___ INFORMATION GIVEN ___
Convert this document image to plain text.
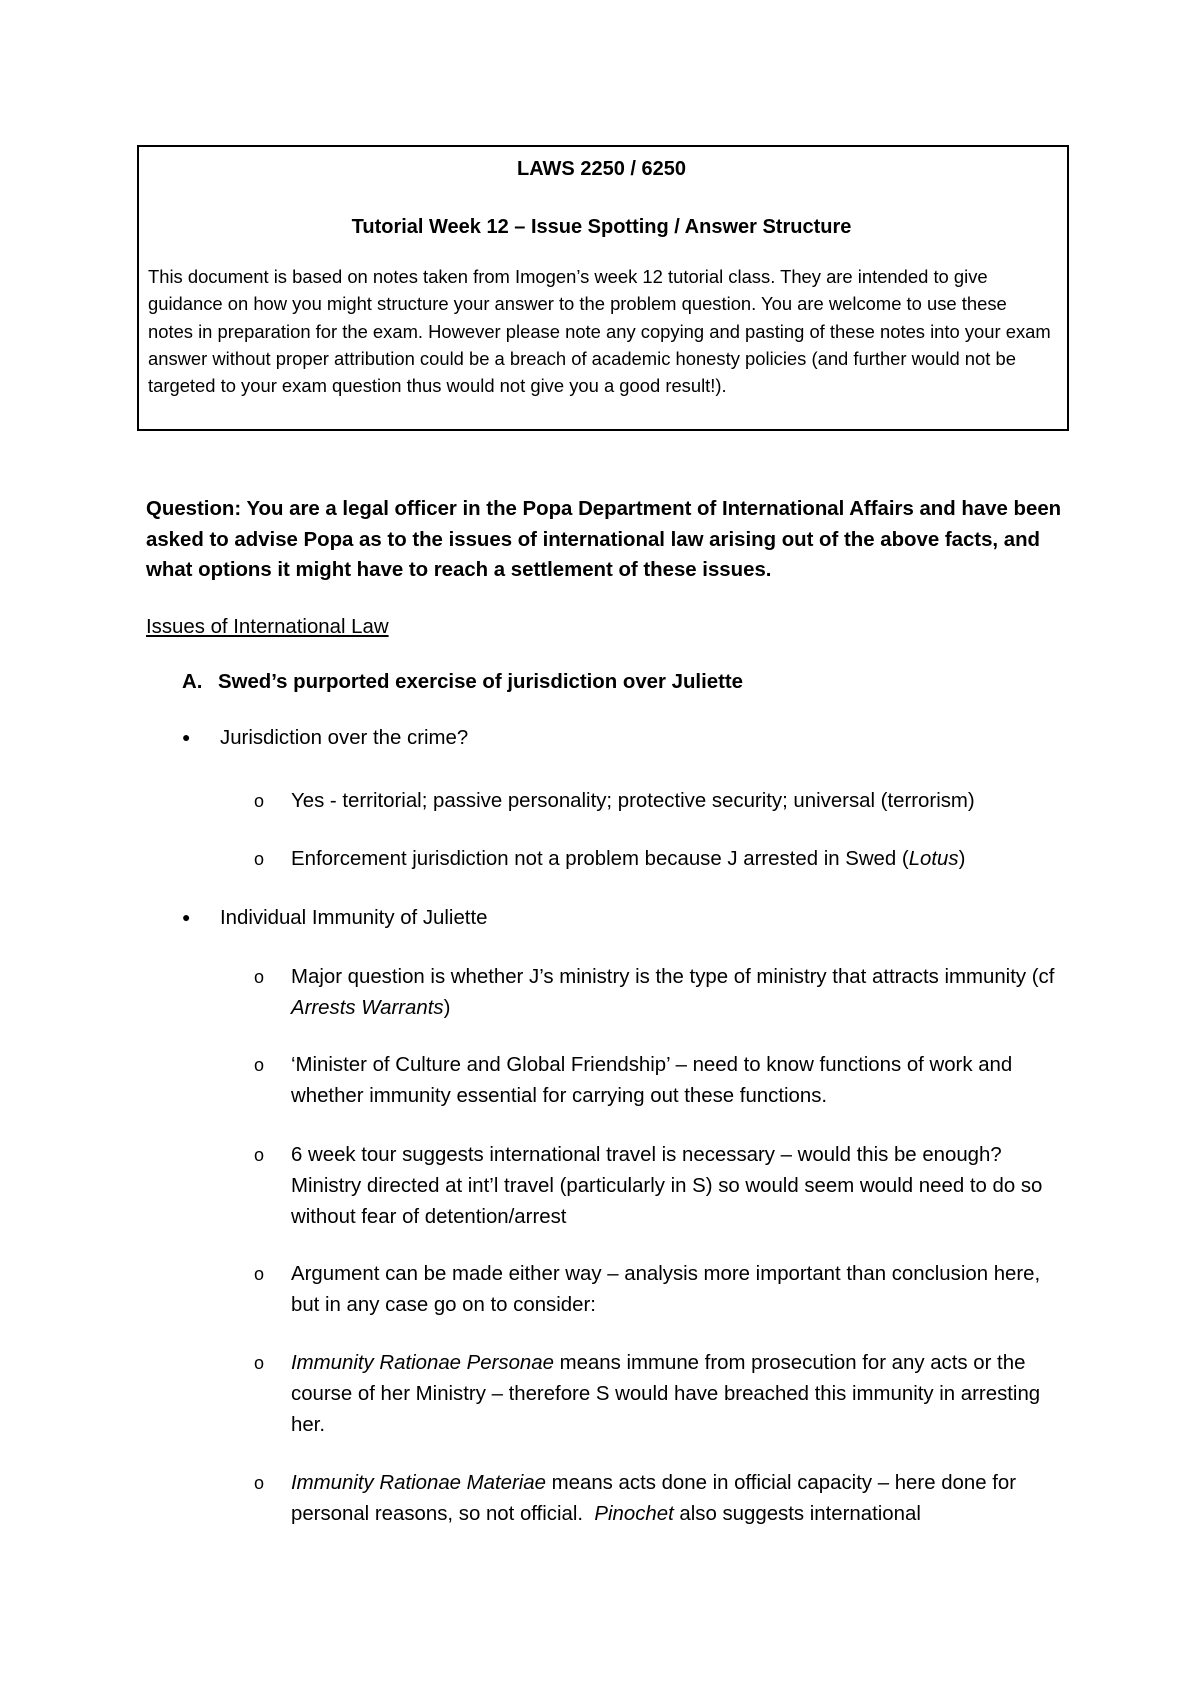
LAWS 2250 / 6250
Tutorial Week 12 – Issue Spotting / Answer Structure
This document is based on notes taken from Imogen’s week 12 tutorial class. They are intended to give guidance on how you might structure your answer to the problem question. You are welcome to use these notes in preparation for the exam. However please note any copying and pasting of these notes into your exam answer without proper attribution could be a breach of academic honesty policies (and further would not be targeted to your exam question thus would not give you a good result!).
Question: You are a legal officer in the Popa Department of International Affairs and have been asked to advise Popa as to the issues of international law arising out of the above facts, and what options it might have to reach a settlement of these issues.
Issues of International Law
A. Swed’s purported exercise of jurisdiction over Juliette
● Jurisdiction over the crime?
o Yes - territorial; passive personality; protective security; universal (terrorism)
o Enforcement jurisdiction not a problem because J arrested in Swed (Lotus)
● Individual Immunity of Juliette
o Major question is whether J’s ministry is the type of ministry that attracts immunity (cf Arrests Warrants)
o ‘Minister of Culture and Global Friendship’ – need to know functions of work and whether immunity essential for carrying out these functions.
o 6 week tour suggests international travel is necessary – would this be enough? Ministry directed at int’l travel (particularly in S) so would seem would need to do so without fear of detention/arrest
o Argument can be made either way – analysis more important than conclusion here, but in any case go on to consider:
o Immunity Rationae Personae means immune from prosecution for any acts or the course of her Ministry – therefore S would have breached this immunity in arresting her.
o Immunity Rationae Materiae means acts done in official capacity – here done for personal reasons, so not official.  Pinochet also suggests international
___
» **YOUR GOAL**
Within the listing above, work out how many lines contain the string "suggests", and reply with that number only.

» **FINAL RESULT**
2